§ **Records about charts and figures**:

[start]

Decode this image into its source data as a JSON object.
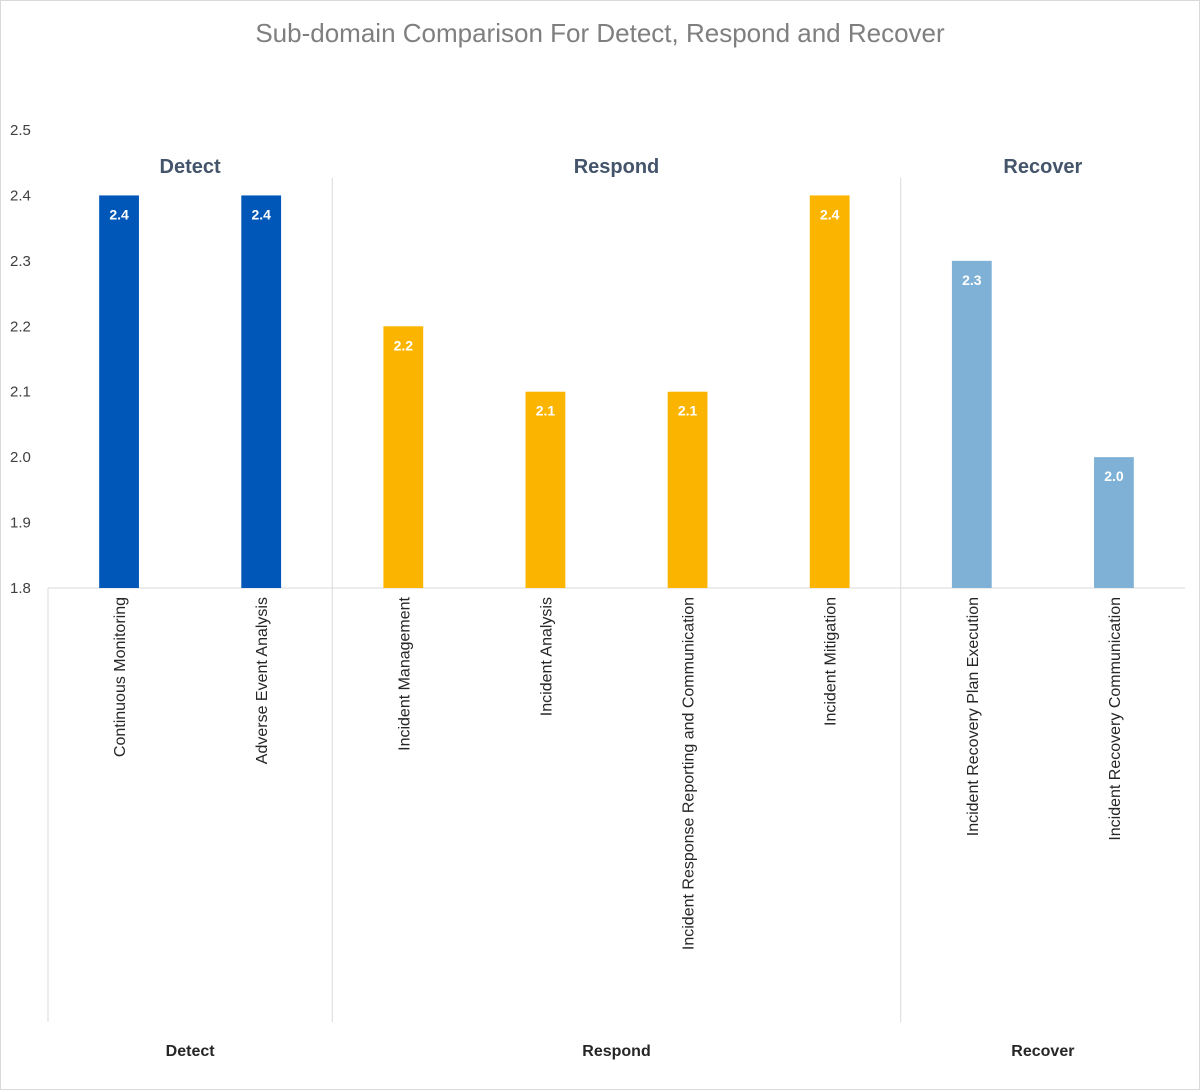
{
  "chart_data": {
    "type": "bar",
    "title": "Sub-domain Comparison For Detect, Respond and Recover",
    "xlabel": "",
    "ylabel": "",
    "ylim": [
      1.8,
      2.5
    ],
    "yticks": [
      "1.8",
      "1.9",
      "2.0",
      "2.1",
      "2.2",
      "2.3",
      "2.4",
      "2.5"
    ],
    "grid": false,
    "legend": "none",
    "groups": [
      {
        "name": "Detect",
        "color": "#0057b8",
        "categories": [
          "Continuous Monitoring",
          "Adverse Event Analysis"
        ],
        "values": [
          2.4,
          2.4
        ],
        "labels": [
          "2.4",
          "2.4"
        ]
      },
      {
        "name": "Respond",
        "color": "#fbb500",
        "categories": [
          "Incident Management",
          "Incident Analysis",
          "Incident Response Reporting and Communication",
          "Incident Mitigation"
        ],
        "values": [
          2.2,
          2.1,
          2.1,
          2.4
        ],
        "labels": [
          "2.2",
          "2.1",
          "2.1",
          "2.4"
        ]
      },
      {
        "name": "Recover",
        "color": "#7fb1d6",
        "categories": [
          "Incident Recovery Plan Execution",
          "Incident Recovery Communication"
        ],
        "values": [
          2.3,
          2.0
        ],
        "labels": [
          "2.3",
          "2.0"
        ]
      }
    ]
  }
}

[end]
[start]

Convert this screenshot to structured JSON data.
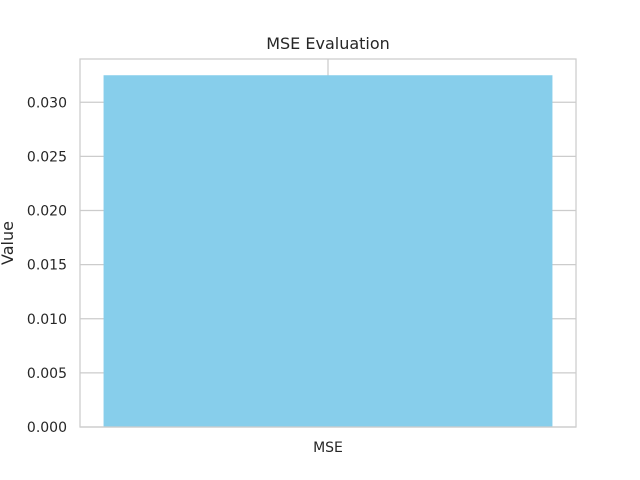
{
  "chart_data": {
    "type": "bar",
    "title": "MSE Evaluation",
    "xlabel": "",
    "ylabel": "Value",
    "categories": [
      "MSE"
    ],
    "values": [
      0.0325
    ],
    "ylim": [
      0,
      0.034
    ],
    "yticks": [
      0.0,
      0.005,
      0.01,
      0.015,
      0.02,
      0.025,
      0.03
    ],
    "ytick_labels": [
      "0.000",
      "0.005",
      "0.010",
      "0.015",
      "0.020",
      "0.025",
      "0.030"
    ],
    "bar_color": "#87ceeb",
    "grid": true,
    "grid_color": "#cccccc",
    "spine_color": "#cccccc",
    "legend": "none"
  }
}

[end]
[start]

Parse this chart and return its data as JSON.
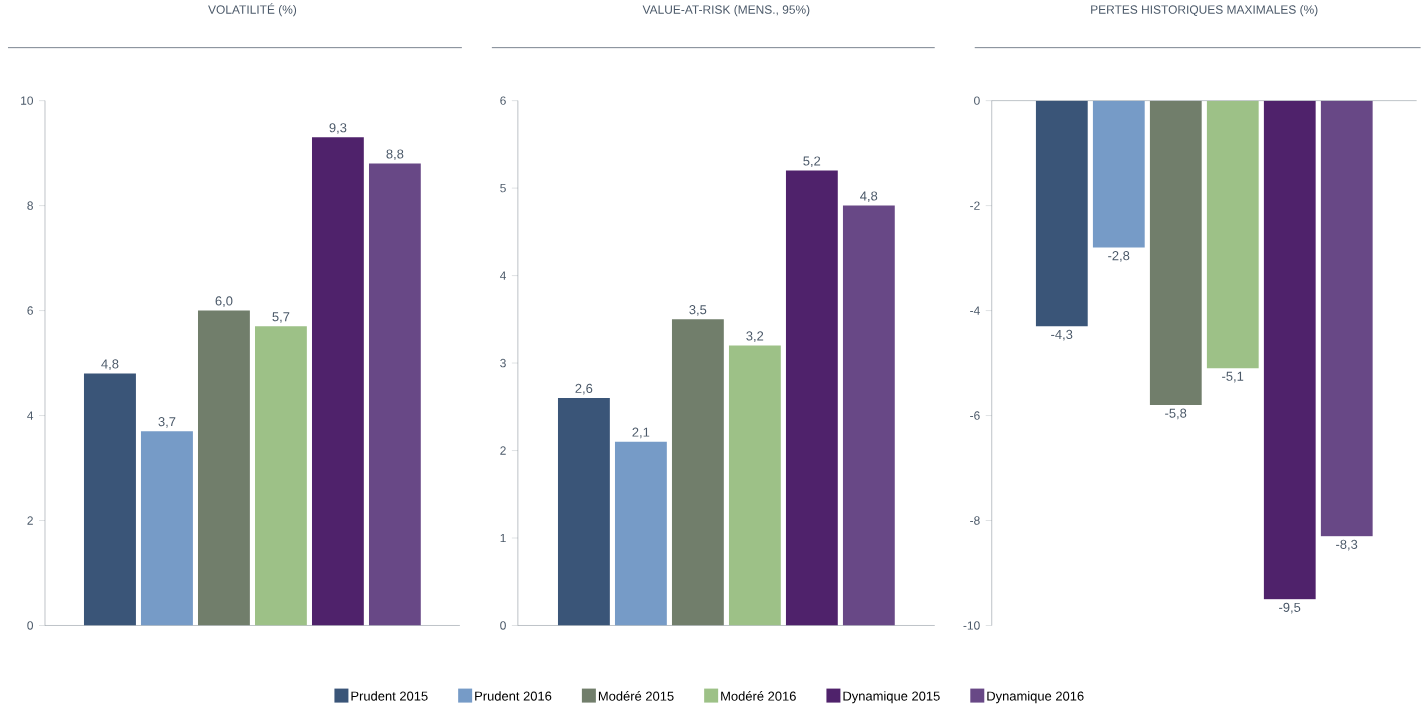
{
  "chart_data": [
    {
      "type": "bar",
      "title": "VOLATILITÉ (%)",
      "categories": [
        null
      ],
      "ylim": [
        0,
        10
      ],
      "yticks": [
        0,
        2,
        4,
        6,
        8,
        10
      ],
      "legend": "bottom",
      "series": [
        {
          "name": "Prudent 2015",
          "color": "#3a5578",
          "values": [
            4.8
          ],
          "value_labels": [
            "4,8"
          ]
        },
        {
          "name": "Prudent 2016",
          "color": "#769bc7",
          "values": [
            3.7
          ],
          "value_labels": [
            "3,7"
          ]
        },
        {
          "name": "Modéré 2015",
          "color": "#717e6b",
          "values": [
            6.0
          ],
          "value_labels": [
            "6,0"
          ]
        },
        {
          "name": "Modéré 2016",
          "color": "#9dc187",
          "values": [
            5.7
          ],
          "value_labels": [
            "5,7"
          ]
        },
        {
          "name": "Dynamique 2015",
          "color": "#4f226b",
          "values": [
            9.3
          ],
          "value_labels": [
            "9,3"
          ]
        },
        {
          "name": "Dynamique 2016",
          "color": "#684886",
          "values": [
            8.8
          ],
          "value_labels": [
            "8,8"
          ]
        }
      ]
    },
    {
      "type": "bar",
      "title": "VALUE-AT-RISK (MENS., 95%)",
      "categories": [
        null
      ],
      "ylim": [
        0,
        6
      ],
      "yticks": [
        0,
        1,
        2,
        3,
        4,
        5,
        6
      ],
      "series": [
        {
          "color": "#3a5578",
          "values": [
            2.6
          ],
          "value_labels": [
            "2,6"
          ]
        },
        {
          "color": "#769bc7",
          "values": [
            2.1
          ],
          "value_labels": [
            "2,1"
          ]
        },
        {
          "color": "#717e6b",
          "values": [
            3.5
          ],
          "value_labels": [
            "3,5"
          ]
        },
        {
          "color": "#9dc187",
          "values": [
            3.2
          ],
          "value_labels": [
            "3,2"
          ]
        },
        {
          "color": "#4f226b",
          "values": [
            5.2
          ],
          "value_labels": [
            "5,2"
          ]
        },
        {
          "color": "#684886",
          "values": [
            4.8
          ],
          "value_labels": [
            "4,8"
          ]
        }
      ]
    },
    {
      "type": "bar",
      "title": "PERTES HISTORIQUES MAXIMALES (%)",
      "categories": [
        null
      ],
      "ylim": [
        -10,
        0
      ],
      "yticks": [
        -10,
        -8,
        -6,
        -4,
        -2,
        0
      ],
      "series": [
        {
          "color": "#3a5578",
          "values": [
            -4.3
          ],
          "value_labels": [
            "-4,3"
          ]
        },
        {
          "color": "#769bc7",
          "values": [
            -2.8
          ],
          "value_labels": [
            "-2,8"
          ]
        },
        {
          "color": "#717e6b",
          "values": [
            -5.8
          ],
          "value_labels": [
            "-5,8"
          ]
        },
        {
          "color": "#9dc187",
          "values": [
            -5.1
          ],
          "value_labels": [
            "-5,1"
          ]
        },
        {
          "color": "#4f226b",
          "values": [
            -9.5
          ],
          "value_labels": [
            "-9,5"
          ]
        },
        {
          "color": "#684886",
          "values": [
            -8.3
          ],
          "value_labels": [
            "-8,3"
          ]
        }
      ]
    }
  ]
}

[end]

§ **STATED TASK**:
Write down only how many lines in the listing contain the word "JSON".

§ **THE RESPONSE**:
3